(Required task):
Skip the images. Copy the records exactly as written.

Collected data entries
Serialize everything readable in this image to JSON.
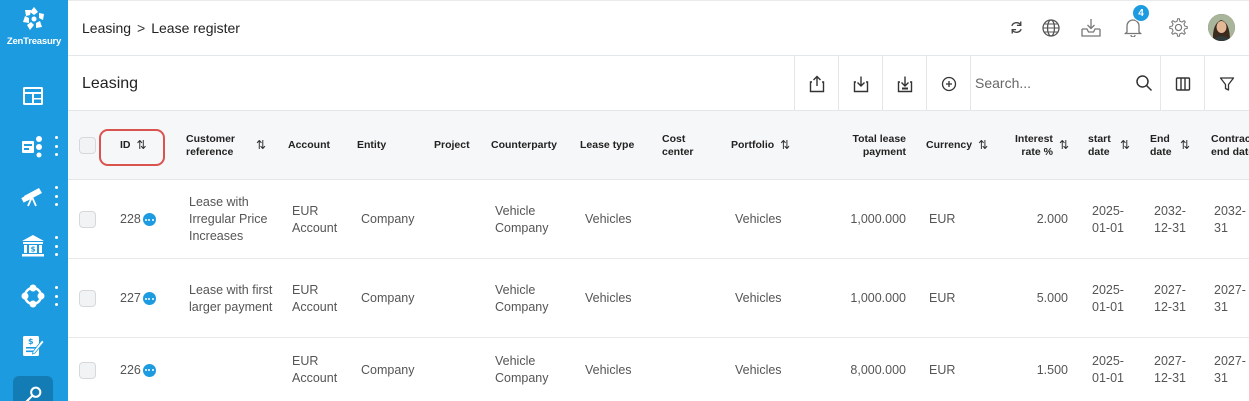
{
  "app": {
    "logo_text": "ZenTreasury"
  },
  "breadcrumb": {
    "parent": "Leasing",
    "separator": ">",
    "current": "Lease register"
  },
  "header": {
    "notification_count": "4"
  },
  "toolbar": {
    "title": "Leasing",
    "search_placeholder": "Search..."
  },
  "table": {
    "columns": [
      {
        "key": "id",
        "label": "ID",
        "sortable": true
      },
      {
        "key": "customer_reference",
        "label": "Customer reference",
        "sortable": true
      },
      {
        "key": "account",
        "label": "Account",
        "sortable": false
      },
      {
        "key": "entity",
        "label": "Entity",
        "sortable": false
      },
      {
        "key": "project",
        "label": "Project",
        "sortable": false
      },
      {
        "key": "counterparty",
        "label": "Counterparty",
        "sortable": false
      },
      {
        "key": "lease_type",
        "label": "Lease type",
        "sortable": false
      },
      {
        "key": "cost_center",
        "label": "Cost center",
        "sortable": false
      },
      {
        "key": "portfolio",
        "label": "Portfolio",
        "sortable": true
      },
      {
        "key": "total_lease_payment",
        "label": "Total lease payment",
        "sortable": false
      },
      {
        "key": "currency",
        "label": "Currency",
        "sortable": true
      },
      {
        "key": "interest_rate",
        "label": "Interest rate %",
        "sortable": true
      },
      {
        "key": "start_date",
        "label": "start date",
        "sortable": true
      },
      {
        "key": "end_date",
        "label": "End date",
        "sortable": true
      },
      {
        "key": "contract_end_date",
        "label": "Contract end date",
        "sortable": false
      }
    ],
    "rows": [
      {
        "id": "228",
        "customer_reference": "Lease with Irregular Price Increases",
        "account": "EUR Account",
        "entity": "Company",
        "project": "",
        "counterparty": "Vehicle Company",
        "lease_type": "Vehicles",
        "cost_center": "",
        "portfolio": "Vehicles",
        "total_lease_payment": "1,000.000",
        "currency": "EUR",
        "interest_rate": "2.000",
        "start_date": "2025-01-01",
        "end_date": "2032-12-31",
        "contract_end_date": "2032-31"
      },
      {
        "id": "227",
        "customer_reference": "Lease with first larger payment",
        "account": "EUR Account",
        "entity": "Company",
        "project": "",
        "counterparty": "Vehicle Company",
        "lease_type": "Vehicles",
        "cost_center": "",
        "portfolio": "Vehicles",
        "total_lease_payment": "1,000.000",
        "currency": "EUR",
        "interest_rate": "5.000",
        "start_date": "2025-01-01",
        "end_date": "2027-12-31",
        "contract_end_date": "2027-31"
      },
      {
        "id": "226",
        "customer_reference": "",
        "account": "EUR Account",
        "entity": "Company",
        "project": "",
        "counterparty": "Vehicle Company",
        "lease_type": "Vehicles",
        "cost_center": "",
        "portfolio": "Vehicles",
        "total_lease_payment": "8,000.000",
        "currency": "EUR",
        "interest_rate": "1.500",
        "start_date": "2025-01-01",
        "end_date": "2027-12-31",
        "contract_end_date": "2027-31"
      }
    ]
  },
  "colors": {
    "sidebar": "#1d9be0",
    "accent": "#1d9be0",
    "highlight": "#d9534f"
  }
}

(Solution for this problem):
Serialize everything readable in this image to JSON.
{
  "app": {
    "logo_text": "ZenTreasury"
  },
  "breadcrumb": {
    "parent": "Leasing",
    "separator": ">",
    "current": "Lease register"
  },
  "header": {
    "notification_count": "4"
  },
  "toolbar": {
    "title": "Leasing",
    "search_placeholder": "Search..."
  },
  "table": {
    "columns": [
      {
        "key": "id",
        "label": "ID",
        "sortable": true
      },
      {
        "key": "customer_reference",
        "label": "Customer reference",
        "sortable": true
      },
      {
        "key": "account",
        "label": "Account",
        "sortable": false
      },
      {
        "key": "entity",
        "label": "Entity",
        "sortable": false
      },
      {
        "key": "project",
        "label": "Project",
        "sortable": false
      },
      {
        "key": "counterparty",
        "label": "Counterparty",
        "sortable": false
      },
      {
        "key": "lease_type",
        "label": "Lease type",
        "sortable": false
      },
      {
        "key": "cost_center",
        "label": "Cost center",
        "sortable": false
      },
      {
        "key": "portfolio",
        "label": "Portfolio",
        "sortable": true
      },
      {
        "key": "total_lease_payment",
        "label": "Total lease payment",
        "sortable": false
      },
      {
        "key": "currency",
        "label": "Currency",
        "sortable": true
      },
      {
        "key": "interest_rate",
        "label": "Interest rate %",
        "sortable": true
      },
      {
        "key": "start_date",
        "label": "start date",
        "sortable": true
      },
      {
        "key": "end_date",
        "label": "End date",
        "sortable": true
      },
      {
        "key": "contract_end_date",
        "label": "Contract end date",
        "sortable": false
      }
    ],
    "rows": [
      {
        "id": "228",
        "customer_reference": "Lease with Irregular Price Increases",
        "account": "EUR Account",
        "entity": "Company",
        "project": "",
        "counterparty": "Vehicle Company",
        "lease_type": "Vehicles",
        "cost_center": "",
        "portfolio": "Vehicles",
        "total_lease_payment": "1,000.000",
        "currency": "EUR",
        "interest_rate": "2.000",
        "start_date": "2025-01-01",
        "end_date": "2032-12-31",
        "contract_end_date": "2032-31"
      },
      {
        "id": "227",
        "customer_reference": "Lease with first larger payment",
        "account": "EUR Account",
        "entity": "Company",
        "project": "",
        "counterparty": "Vehicle Company",
        "lease_type": "Vehicles",
        "cost_center": "",
        "portfolio": "Vehicles",
        "total_lease_payment": "1,000.000",
        "currency": "EUR",
        "interest_rate": "5.000",
        "start_date": "2025-01-01",
        "end_date": "2027-12-31",
        "contract_end_date": "2027-31"
      },
      {
        "id": "226",
        "customer_reference": "",
        "account": "EUR Account",
        "entity": "Company",
        "project": "",
        "counterparty": "Vehicle Company",
        "lease_type": "Vehicles",
        "cost_center": "",
        "portfolio": "Vehicles",
        "total_lease_payment": "8,000.000",
        "currency": "EUR",
        "interest_rate": "1.500",
        "start_date": "2025-01-01",
        "end_date": "2027-12-31",
        "contract_end_date": "2027-31"
      }
    ]
  },
  "colors": {
    "sidebar": "#1d9be0",
    "accent": "#1d9be0",
    "highlight": "#d9534f"
  }
}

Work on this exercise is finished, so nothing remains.